- _Recorded data_
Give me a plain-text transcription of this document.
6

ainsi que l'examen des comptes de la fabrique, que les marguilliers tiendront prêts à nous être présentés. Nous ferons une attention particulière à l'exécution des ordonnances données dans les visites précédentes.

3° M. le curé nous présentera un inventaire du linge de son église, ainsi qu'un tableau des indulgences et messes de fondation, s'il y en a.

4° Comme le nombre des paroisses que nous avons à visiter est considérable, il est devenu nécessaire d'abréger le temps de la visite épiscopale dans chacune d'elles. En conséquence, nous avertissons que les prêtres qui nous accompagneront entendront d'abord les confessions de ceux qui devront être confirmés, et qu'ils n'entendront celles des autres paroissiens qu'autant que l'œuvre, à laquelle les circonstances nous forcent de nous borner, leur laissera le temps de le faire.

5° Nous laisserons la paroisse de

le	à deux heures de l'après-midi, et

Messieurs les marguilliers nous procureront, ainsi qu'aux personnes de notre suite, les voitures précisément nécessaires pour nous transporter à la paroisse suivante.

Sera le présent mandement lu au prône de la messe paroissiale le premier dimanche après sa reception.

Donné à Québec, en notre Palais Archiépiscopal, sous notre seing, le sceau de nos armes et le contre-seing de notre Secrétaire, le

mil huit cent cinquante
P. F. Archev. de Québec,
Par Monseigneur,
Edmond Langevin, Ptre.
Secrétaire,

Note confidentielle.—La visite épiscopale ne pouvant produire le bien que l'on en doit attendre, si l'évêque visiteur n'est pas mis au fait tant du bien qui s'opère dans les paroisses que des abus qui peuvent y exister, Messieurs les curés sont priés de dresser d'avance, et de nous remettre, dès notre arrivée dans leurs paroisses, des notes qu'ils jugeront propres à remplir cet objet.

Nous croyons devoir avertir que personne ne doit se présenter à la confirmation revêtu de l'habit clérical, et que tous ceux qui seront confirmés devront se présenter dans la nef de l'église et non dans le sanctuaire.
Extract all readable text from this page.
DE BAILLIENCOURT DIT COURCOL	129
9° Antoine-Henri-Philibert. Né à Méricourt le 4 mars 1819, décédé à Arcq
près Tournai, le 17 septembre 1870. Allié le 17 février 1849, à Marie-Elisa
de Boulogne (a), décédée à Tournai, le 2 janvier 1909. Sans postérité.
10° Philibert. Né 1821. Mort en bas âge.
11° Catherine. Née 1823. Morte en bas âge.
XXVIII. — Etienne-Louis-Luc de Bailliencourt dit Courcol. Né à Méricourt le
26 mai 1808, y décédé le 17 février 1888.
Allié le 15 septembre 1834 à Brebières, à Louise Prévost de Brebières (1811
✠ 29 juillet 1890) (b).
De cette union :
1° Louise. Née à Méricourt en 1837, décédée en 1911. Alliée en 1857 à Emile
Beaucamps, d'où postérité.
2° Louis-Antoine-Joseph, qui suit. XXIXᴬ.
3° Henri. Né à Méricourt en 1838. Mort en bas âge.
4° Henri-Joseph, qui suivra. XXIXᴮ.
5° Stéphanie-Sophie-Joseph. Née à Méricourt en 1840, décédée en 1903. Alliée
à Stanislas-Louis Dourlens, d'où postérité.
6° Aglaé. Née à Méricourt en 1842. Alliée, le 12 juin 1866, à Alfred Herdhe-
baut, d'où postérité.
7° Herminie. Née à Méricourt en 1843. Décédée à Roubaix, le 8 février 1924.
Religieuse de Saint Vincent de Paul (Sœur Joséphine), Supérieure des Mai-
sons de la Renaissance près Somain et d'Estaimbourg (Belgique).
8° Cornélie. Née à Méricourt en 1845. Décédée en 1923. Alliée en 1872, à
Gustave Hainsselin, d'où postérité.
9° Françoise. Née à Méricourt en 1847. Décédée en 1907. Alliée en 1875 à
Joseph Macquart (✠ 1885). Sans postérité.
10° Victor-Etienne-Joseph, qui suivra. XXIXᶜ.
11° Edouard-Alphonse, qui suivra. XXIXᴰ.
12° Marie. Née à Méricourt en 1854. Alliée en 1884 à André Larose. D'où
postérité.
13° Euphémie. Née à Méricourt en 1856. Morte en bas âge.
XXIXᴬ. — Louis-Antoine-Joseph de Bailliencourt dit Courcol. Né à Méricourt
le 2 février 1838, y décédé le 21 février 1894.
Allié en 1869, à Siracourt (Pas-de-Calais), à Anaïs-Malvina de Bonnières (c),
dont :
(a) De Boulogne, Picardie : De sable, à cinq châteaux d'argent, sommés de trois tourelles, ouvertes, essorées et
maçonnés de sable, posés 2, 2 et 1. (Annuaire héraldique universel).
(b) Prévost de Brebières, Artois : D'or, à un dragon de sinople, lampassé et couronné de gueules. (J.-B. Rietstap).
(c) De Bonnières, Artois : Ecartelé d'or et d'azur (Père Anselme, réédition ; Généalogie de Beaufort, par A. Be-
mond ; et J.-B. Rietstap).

- _Exercise prompt_
For each line above that contains the word "Philibert", copy that line.

- _Output below_
9° Antoine-Henri-Philibert. Né à Méricourt le 4 mars 1819, décédé à Arcq
10° Philibert. Né 1821. Mort en bas âge.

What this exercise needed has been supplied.